Objective :: Find each line with the string "this" and report it.

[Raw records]
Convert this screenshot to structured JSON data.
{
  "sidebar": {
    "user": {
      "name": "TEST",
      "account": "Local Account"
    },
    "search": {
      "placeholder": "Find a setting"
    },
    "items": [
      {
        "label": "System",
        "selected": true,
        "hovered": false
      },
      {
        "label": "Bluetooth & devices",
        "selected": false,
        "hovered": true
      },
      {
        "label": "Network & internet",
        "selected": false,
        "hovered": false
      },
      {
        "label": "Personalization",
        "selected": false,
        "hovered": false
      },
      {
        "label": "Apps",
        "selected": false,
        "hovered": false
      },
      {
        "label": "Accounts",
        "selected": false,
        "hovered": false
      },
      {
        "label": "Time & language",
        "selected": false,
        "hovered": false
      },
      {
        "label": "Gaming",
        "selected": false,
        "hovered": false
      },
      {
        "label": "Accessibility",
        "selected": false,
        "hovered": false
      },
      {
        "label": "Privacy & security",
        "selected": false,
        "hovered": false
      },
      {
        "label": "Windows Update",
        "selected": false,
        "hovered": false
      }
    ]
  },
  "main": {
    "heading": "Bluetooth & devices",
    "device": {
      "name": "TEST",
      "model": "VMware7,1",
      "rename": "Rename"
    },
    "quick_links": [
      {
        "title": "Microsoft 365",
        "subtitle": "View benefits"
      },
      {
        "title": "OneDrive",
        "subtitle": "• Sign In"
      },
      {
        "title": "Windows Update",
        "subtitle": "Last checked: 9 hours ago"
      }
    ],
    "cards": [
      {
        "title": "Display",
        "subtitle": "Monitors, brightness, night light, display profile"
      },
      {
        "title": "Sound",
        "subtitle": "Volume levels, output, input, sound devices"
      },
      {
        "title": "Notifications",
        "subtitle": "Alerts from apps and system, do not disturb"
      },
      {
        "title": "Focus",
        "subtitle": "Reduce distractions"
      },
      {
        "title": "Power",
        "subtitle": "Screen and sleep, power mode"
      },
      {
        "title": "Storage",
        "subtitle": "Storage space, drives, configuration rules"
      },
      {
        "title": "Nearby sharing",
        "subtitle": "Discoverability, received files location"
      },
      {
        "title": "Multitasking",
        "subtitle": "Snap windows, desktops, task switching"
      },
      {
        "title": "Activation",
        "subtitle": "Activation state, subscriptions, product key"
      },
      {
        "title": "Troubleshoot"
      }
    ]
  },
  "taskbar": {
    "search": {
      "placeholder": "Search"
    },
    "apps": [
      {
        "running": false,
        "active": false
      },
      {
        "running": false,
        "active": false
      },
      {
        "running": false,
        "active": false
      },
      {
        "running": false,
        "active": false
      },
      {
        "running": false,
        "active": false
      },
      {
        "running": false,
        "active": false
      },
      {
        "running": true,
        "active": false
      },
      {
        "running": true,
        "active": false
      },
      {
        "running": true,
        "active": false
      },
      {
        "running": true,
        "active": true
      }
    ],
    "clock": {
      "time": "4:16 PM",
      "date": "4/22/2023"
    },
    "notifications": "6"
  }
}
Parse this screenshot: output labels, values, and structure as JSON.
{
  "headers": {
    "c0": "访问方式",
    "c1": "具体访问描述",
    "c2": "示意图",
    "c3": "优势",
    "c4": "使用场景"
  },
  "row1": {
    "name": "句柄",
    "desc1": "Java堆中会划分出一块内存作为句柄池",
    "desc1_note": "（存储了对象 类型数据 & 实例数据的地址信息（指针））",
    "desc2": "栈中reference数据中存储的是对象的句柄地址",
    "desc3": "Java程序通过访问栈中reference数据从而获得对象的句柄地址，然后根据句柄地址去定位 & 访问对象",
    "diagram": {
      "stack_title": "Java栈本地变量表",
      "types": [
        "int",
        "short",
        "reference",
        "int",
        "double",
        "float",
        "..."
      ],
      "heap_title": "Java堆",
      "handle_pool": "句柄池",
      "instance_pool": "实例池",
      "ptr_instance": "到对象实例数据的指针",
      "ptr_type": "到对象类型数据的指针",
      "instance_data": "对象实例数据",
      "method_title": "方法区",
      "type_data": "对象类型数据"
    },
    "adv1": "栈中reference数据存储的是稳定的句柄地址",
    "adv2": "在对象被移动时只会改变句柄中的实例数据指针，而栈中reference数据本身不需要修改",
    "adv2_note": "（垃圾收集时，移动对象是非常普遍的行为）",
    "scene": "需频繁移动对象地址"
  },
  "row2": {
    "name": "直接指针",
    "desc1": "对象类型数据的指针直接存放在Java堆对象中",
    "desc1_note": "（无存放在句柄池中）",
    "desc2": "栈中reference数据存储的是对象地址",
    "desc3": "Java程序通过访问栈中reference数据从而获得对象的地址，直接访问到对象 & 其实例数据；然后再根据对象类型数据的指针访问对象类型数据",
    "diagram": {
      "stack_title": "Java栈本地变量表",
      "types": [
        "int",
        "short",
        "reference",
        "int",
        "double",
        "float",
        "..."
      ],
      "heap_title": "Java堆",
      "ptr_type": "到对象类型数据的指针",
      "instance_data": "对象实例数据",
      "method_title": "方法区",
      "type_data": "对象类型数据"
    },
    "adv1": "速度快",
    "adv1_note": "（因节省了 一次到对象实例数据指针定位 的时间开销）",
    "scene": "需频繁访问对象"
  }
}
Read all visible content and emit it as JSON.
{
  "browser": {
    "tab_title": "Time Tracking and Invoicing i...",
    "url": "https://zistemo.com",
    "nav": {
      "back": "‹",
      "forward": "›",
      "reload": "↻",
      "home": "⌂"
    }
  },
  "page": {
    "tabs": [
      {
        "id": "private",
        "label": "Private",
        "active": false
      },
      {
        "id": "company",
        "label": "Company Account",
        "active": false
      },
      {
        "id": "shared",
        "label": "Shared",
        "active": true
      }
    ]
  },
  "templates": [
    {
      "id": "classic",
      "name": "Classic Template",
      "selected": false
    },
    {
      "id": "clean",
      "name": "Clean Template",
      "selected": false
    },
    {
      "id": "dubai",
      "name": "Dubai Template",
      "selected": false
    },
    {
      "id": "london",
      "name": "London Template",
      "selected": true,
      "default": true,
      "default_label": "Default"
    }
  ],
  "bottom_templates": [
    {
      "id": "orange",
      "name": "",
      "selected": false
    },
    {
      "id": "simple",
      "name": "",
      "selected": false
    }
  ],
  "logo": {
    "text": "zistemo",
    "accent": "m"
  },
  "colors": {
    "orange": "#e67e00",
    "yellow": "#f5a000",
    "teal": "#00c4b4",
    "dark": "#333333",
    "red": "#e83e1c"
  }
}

Output of the exercise ::
Convert this screenshot to structured JSON data.
Parse this screenshot: output labels, values, and structure as JSON.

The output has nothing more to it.